Problems to solve:
A: In the electrode layers excerpt, what effect does the second film 10g have because of the materials it contains? Answer in one or two sentences.
B: From the records, quote the lines between the line holding "166, 696, 188]" and the line holding "277, 118, 292]", inclusive.

Excerpt provided:
+++

As shown in FIG. 3C, the electrode 10 may include the first layer 10a, the second layer 10b, and a third layer 10c. The first layer 10a is between the second layer 10b and the third layer 10c. The first layer 10a includes silver. The first layer 10a may include a silver alloy. The second layer 10b and the third layer 10c include, for example, the oxide conductor (for example, ITO). The first to third layers 10a to 10c have light transmittance.

As shown in FIG. 3D, the electrode 10 may include a first film 10f and a second film 10g. The first film 10f includes silver. The first film 10f has light transmittance. The second film 10g is stacked with the first film 10f. For example, the first film 10f is between the base 10s and the second film 10g. The second film 10g includes, for example, at least one selected from the group consisting of graphene, organic semiconductors and inorganic semiconductors. The second film 10g including these materials has, for example, a passivation effect on the anion. The electrode 10 including the second film 10g may be evaluated.

+++

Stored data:
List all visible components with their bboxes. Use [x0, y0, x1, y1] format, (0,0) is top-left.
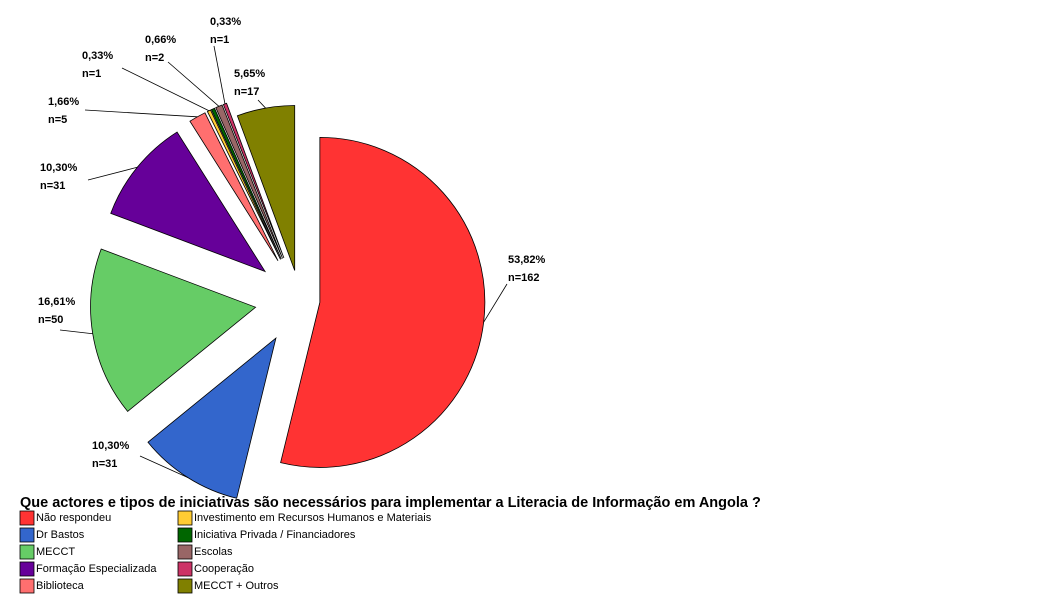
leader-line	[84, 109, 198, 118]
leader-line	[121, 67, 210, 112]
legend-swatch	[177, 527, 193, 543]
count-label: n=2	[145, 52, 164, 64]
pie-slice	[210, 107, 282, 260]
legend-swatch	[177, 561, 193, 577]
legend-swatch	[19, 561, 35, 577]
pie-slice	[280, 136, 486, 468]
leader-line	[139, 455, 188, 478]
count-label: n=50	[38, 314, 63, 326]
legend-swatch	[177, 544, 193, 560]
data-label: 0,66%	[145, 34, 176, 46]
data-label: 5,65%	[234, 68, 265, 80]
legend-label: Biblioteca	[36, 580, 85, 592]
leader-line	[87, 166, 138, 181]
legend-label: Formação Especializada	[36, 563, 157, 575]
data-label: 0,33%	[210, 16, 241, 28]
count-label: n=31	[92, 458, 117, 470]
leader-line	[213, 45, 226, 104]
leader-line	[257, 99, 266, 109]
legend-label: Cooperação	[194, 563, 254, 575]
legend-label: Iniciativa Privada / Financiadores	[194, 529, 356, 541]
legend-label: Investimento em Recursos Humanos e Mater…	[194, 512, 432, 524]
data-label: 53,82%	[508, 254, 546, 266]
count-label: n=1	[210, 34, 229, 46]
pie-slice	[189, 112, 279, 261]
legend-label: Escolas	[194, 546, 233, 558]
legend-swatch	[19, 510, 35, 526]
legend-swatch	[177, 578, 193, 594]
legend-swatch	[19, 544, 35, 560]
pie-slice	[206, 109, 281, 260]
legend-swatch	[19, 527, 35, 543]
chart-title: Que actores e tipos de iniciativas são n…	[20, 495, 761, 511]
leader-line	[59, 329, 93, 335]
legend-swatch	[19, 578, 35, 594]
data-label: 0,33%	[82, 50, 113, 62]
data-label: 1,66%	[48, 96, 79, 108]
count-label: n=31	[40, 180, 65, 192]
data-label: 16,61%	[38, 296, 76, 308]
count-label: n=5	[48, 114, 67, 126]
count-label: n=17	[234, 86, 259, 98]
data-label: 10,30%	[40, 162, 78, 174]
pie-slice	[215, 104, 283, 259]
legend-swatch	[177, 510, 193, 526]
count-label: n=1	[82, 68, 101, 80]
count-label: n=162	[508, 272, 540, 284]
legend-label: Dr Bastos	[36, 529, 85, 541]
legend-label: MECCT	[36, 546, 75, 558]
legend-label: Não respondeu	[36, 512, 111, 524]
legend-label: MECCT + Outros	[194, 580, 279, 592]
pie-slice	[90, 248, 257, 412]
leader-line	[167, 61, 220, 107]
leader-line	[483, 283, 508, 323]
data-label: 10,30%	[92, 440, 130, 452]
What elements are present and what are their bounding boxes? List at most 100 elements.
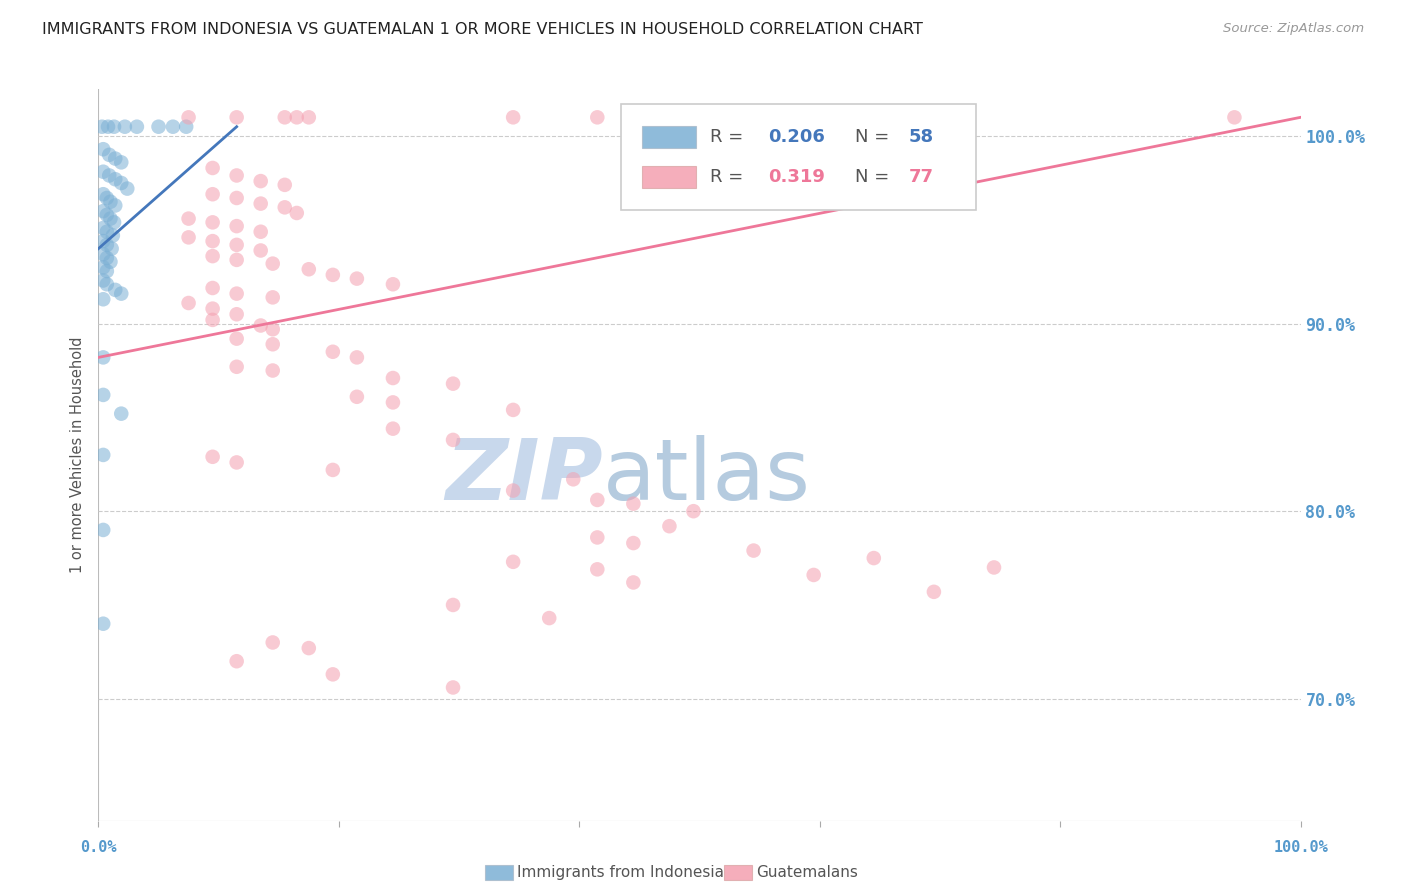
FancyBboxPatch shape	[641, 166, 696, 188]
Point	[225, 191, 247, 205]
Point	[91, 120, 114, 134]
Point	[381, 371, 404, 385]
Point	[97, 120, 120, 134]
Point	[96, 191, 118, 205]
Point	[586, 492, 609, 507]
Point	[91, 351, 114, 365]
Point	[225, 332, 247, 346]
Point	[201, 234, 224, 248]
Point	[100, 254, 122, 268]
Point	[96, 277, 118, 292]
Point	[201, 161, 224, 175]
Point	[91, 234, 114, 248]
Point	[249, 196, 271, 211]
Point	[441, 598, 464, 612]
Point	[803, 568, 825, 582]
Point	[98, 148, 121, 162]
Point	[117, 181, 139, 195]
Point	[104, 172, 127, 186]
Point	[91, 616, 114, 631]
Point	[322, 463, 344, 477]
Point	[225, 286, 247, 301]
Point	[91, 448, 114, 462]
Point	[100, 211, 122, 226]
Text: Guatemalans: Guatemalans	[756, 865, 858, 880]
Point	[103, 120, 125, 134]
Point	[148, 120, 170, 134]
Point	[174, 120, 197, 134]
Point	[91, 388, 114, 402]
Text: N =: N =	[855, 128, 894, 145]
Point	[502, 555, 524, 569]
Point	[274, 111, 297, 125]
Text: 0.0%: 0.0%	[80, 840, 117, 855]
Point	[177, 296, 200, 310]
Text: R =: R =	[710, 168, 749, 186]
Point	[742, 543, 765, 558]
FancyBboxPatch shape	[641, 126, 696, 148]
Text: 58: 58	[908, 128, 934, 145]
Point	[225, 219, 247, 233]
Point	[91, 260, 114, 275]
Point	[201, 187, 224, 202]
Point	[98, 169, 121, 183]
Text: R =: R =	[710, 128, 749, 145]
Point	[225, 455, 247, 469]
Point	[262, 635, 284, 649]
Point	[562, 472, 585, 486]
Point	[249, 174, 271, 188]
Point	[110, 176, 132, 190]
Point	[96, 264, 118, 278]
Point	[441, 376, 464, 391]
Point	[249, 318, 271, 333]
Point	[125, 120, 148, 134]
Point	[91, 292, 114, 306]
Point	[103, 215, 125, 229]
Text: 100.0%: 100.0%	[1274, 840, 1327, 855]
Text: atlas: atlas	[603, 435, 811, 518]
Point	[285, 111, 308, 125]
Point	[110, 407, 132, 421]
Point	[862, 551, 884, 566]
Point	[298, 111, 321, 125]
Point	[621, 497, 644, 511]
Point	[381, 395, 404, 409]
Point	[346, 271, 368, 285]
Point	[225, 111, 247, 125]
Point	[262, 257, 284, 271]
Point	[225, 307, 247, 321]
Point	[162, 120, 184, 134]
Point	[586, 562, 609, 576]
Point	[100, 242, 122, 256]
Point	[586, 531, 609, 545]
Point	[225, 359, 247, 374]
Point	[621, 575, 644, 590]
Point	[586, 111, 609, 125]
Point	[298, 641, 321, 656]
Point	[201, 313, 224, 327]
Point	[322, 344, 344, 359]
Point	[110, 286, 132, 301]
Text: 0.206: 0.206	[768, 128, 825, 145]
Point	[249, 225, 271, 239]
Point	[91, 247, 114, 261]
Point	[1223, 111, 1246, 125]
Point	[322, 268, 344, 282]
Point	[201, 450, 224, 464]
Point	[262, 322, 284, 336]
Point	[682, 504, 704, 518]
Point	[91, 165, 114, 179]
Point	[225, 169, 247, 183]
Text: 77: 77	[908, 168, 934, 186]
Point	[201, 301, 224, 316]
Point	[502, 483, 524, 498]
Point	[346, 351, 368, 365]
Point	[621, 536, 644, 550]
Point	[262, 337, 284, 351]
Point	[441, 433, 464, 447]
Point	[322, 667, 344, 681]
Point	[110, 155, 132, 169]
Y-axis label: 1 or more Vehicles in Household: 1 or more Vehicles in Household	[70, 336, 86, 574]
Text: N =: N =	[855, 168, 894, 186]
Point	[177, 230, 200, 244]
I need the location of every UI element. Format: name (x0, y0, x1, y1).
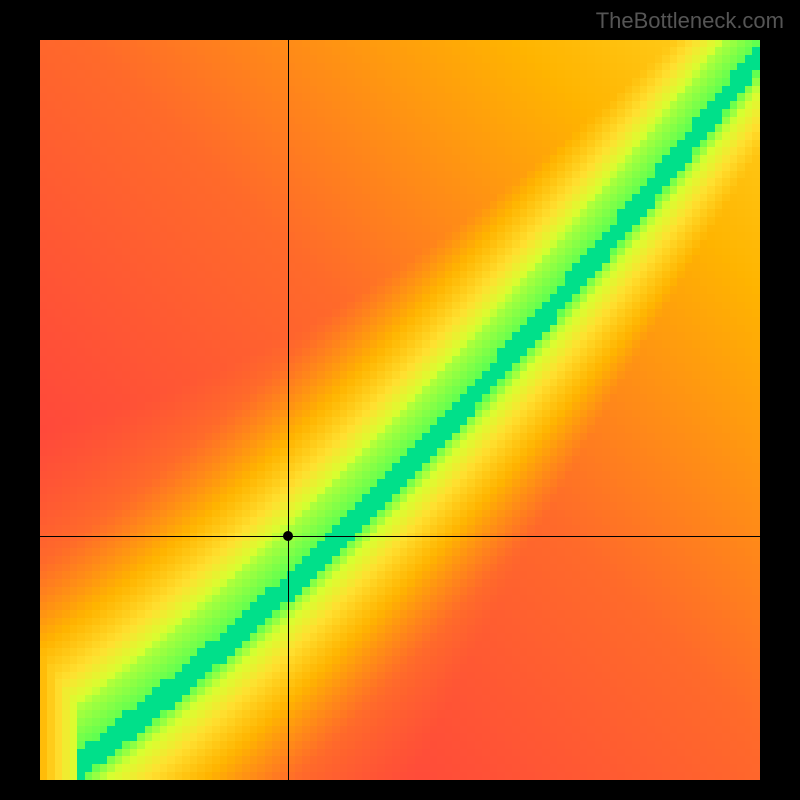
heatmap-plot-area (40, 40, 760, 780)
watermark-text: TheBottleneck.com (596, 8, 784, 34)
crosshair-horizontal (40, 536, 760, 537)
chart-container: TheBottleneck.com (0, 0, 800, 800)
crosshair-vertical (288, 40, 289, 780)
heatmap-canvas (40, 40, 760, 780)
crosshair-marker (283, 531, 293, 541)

+++

Answer set:
A: The second film 10g contains at least one of graphene, organic semiconductors, or inorganic semiconductors. With these materials it has, for example, a passivation effect on the anion.

B:
FancyBboxPatch shape	[641, 166, 696, 188]
Point	[225, 191, 247, 205]
Point	[91, 120, 114, 134]
Point	[381, 371, 404, 385]
Point	[97, 120, 120, 134]
Point	[96, 191, 118, 205]
Point	[586, 492, 609, 507]
Point	[91, 351, 114, 365]
Point	[225, 332, 247, 346]
Point	[201, 234, 224, 248]
Point	[100, 254, 122, 268]
Point	[96, 277, 118, 292]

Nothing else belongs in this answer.